DIRECTIONS: Consider the data that follows and state how many lines contain the string "text", using the number alone.

- - - -

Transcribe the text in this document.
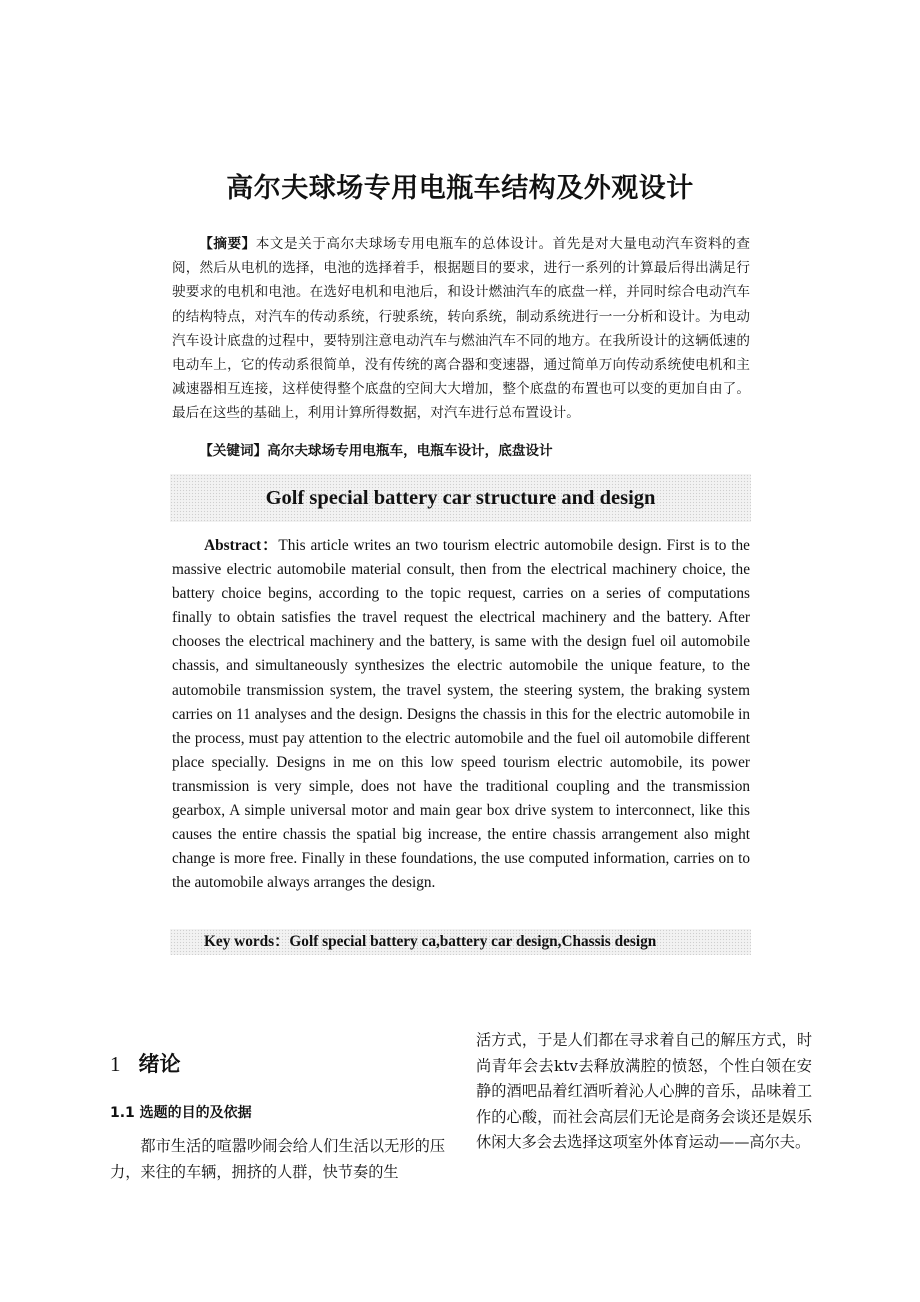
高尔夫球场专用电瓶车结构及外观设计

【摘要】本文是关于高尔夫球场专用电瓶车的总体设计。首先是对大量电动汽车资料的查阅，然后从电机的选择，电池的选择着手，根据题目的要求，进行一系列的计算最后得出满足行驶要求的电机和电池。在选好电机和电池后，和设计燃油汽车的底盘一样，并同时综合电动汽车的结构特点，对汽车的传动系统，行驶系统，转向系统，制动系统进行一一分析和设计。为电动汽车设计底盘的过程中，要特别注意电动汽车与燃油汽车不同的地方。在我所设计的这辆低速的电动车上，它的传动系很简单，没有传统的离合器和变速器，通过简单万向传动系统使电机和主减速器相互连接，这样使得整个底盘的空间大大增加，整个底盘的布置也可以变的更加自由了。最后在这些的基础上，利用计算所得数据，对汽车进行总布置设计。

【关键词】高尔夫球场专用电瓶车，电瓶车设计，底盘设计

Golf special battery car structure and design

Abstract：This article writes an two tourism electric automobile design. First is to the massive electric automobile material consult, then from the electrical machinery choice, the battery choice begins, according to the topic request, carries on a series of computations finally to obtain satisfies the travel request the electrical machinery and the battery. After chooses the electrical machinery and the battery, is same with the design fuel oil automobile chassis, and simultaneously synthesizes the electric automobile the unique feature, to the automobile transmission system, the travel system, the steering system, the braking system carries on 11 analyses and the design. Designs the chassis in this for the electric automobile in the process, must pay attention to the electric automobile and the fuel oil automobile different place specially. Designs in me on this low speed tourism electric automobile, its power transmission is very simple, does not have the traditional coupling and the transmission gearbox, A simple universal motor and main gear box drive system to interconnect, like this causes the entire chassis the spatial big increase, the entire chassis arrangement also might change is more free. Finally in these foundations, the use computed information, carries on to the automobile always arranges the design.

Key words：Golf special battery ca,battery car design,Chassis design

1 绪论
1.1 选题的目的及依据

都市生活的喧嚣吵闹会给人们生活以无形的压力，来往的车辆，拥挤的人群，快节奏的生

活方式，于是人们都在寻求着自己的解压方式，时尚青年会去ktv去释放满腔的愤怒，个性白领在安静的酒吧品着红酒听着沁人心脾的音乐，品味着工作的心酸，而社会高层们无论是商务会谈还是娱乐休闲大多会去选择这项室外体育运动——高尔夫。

- - - -

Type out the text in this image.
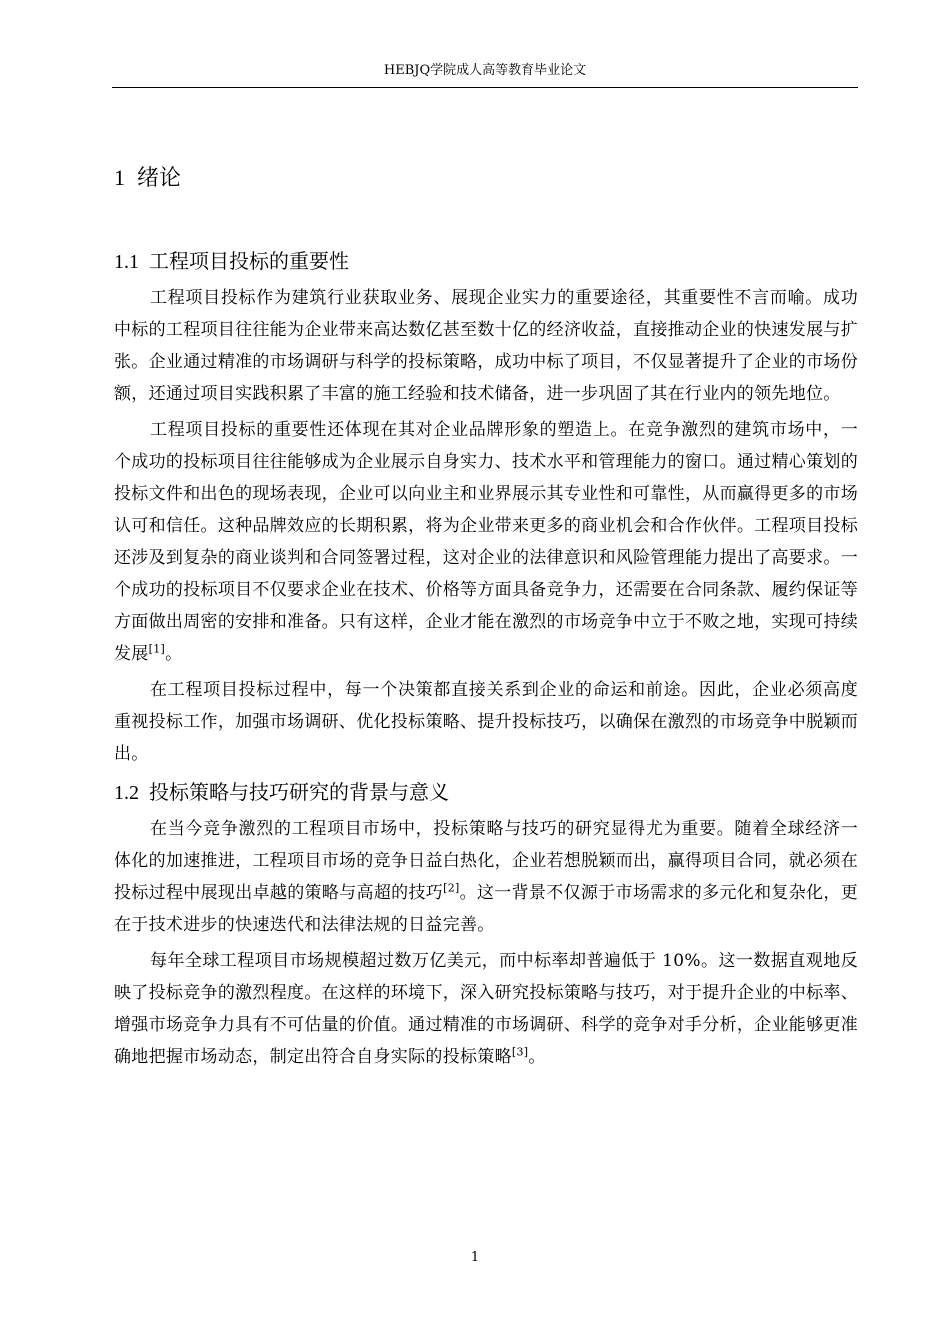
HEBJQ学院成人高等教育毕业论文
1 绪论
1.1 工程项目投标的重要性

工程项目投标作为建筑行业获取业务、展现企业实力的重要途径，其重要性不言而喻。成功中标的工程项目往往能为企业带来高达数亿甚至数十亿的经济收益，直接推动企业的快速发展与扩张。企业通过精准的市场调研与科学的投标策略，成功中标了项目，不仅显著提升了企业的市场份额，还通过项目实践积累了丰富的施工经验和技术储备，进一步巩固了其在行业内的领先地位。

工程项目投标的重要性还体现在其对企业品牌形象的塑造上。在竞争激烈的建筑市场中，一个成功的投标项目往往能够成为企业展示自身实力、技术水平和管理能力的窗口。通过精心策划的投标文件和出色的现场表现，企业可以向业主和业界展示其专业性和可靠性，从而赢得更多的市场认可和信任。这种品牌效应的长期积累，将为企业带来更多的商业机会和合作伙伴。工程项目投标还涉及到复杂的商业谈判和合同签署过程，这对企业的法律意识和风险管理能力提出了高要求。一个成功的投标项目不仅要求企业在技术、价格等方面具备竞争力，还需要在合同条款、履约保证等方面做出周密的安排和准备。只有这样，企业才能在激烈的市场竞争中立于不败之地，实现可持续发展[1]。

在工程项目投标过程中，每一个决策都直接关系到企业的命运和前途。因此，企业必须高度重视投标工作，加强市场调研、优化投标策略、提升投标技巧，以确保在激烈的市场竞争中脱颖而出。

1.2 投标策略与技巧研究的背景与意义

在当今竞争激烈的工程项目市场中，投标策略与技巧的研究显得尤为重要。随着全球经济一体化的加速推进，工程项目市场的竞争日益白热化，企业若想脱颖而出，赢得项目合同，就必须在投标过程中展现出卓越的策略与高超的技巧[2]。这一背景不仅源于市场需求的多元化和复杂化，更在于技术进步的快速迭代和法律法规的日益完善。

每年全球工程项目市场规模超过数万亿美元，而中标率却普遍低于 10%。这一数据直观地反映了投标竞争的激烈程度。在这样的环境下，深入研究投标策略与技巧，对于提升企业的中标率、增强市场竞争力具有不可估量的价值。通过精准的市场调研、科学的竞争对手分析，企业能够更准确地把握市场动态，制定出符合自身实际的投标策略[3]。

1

- - - -

OUTPUT OF THE EXERCISE: 2